The request
Single out each line with the word "cupiditatem" and copy it.

Dataset entries
****************************************

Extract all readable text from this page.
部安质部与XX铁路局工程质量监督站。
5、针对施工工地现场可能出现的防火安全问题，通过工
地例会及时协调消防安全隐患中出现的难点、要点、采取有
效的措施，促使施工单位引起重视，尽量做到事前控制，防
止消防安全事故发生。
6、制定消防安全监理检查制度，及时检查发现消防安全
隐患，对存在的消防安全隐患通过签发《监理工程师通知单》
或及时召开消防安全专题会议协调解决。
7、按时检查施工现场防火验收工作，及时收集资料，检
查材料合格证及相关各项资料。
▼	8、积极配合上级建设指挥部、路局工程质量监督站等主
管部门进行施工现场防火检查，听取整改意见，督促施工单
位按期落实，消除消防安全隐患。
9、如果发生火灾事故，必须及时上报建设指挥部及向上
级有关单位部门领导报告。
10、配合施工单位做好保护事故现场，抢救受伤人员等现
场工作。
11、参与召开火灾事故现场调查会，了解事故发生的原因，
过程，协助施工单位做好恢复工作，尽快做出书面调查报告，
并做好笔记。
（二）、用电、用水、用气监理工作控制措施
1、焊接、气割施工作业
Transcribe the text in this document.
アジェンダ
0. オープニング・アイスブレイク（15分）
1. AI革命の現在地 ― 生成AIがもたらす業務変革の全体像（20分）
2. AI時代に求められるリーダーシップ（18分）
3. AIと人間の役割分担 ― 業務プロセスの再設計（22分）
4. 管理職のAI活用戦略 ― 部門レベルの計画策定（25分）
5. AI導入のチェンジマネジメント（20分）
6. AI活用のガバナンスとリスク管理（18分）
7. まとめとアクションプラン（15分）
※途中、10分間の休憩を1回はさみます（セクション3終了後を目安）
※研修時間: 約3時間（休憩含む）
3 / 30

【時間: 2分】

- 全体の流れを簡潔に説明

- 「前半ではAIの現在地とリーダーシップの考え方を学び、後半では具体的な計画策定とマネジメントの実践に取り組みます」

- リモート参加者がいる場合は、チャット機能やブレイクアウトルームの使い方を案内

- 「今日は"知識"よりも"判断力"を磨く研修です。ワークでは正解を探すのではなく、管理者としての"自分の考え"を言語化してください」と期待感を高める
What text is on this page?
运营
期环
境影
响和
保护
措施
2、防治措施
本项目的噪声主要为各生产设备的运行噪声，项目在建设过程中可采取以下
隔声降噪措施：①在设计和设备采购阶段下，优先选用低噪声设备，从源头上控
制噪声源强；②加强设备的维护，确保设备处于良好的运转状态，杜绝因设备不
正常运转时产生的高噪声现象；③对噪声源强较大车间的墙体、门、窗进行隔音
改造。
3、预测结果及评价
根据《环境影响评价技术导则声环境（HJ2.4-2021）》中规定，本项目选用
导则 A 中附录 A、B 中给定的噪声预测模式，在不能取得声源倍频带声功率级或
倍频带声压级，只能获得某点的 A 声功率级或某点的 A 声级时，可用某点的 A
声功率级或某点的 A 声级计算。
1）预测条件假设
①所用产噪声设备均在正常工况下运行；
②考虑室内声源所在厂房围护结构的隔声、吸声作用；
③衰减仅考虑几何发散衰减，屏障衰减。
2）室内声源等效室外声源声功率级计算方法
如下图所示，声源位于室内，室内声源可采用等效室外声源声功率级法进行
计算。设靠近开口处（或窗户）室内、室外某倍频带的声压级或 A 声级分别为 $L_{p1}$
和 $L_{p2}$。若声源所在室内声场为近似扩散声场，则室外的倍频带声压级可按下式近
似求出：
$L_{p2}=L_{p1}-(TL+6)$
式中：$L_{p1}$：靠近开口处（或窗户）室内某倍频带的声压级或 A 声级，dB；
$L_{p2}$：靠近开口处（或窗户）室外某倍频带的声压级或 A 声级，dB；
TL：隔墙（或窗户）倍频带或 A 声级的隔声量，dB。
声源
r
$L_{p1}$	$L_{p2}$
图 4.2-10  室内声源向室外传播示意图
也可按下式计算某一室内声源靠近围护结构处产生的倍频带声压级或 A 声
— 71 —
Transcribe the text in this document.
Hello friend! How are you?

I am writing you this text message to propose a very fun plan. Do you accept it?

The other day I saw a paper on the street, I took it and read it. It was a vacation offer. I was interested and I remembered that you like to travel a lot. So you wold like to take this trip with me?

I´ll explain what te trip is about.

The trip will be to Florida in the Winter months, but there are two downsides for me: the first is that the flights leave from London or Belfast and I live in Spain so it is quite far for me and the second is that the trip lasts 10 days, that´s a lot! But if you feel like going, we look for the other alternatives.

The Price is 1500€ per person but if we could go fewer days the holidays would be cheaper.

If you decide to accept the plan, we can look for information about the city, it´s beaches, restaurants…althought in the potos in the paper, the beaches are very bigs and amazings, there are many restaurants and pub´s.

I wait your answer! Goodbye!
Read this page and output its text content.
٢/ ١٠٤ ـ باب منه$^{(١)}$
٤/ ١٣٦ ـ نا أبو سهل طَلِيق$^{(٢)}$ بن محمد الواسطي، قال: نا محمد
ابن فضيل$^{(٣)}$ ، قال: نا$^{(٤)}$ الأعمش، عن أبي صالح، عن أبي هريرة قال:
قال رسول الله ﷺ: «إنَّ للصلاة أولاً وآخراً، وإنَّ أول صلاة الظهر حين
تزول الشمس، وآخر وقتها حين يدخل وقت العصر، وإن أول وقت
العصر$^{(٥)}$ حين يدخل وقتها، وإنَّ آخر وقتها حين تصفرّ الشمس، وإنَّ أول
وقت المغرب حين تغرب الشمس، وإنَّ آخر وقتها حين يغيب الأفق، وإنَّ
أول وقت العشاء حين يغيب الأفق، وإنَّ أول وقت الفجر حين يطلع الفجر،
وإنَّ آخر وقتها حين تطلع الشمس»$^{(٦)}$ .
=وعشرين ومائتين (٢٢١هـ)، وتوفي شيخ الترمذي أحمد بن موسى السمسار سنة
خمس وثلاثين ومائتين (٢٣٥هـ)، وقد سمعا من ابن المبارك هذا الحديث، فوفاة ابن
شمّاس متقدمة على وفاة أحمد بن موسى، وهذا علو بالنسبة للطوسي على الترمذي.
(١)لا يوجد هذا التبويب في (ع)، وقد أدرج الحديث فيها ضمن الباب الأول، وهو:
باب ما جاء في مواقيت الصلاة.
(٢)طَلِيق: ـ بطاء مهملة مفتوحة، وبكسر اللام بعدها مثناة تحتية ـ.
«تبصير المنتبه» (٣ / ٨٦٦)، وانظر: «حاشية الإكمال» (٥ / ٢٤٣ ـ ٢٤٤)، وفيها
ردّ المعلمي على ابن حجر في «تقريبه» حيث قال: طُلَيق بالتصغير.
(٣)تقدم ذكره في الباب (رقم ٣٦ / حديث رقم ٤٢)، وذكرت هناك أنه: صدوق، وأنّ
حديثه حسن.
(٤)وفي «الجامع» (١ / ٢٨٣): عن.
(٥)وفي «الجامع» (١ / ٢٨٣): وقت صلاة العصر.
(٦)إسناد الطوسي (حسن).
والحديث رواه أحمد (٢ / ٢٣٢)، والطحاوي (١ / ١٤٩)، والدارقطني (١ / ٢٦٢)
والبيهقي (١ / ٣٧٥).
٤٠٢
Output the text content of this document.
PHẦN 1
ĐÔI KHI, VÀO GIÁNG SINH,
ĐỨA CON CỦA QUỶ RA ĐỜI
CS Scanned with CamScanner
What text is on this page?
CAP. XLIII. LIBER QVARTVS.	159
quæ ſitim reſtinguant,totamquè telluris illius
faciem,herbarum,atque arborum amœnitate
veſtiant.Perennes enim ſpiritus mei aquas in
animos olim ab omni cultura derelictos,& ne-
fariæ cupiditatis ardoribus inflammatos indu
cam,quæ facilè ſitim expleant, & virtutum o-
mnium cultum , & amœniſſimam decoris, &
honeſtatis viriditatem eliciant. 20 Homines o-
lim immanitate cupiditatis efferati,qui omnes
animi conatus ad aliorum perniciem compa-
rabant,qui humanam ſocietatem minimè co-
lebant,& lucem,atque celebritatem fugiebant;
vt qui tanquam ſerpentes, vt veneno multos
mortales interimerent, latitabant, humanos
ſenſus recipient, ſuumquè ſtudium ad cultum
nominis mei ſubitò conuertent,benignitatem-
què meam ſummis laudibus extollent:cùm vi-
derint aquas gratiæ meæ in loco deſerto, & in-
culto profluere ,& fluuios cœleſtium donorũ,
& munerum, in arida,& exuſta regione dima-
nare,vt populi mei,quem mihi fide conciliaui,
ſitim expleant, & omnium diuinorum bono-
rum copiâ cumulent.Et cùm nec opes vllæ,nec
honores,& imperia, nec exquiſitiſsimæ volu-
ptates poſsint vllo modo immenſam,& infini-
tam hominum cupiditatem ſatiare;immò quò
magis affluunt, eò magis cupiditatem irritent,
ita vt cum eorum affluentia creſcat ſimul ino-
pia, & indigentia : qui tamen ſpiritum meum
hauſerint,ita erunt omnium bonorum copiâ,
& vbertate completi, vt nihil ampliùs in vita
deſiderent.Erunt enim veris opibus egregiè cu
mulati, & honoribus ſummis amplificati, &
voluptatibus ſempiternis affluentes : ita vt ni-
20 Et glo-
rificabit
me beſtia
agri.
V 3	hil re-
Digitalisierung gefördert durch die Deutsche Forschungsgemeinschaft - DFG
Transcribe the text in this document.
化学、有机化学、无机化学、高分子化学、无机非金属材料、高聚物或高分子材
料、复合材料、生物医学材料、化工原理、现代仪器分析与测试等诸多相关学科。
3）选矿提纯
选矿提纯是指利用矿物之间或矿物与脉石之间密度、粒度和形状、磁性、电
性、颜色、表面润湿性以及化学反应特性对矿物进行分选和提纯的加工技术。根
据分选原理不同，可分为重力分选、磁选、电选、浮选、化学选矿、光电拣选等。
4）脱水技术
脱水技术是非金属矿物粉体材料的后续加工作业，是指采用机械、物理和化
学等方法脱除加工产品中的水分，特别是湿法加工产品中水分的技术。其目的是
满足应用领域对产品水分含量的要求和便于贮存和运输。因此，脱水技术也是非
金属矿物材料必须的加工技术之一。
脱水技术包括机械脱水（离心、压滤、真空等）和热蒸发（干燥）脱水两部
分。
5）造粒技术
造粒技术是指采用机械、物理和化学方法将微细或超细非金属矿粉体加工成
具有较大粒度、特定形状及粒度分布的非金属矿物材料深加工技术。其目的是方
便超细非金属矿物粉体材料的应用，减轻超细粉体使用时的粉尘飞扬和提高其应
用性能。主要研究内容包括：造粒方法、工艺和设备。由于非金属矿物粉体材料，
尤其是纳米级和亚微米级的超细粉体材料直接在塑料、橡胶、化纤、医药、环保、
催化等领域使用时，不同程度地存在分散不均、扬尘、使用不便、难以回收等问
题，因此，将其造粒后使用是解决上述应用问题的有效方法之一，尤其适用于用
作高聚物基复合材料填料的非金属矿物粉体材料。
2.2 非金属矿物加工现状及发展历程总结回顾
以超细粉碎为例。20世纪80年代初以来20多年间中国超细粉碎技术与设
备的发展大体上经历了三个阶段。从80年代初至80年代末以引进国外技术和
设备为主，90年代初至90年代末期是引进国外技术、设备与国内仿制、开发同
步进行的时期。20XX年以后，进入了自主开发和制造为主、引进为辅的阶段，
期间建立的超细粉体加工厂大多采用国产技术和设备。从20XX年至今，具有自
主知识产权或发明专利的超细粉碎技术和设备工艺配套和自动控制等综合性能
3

****************************************

Expected output
tam hominum cupiditatem ſatiare;immò quò
magis affluunt, eò magis cupiditatem irritent,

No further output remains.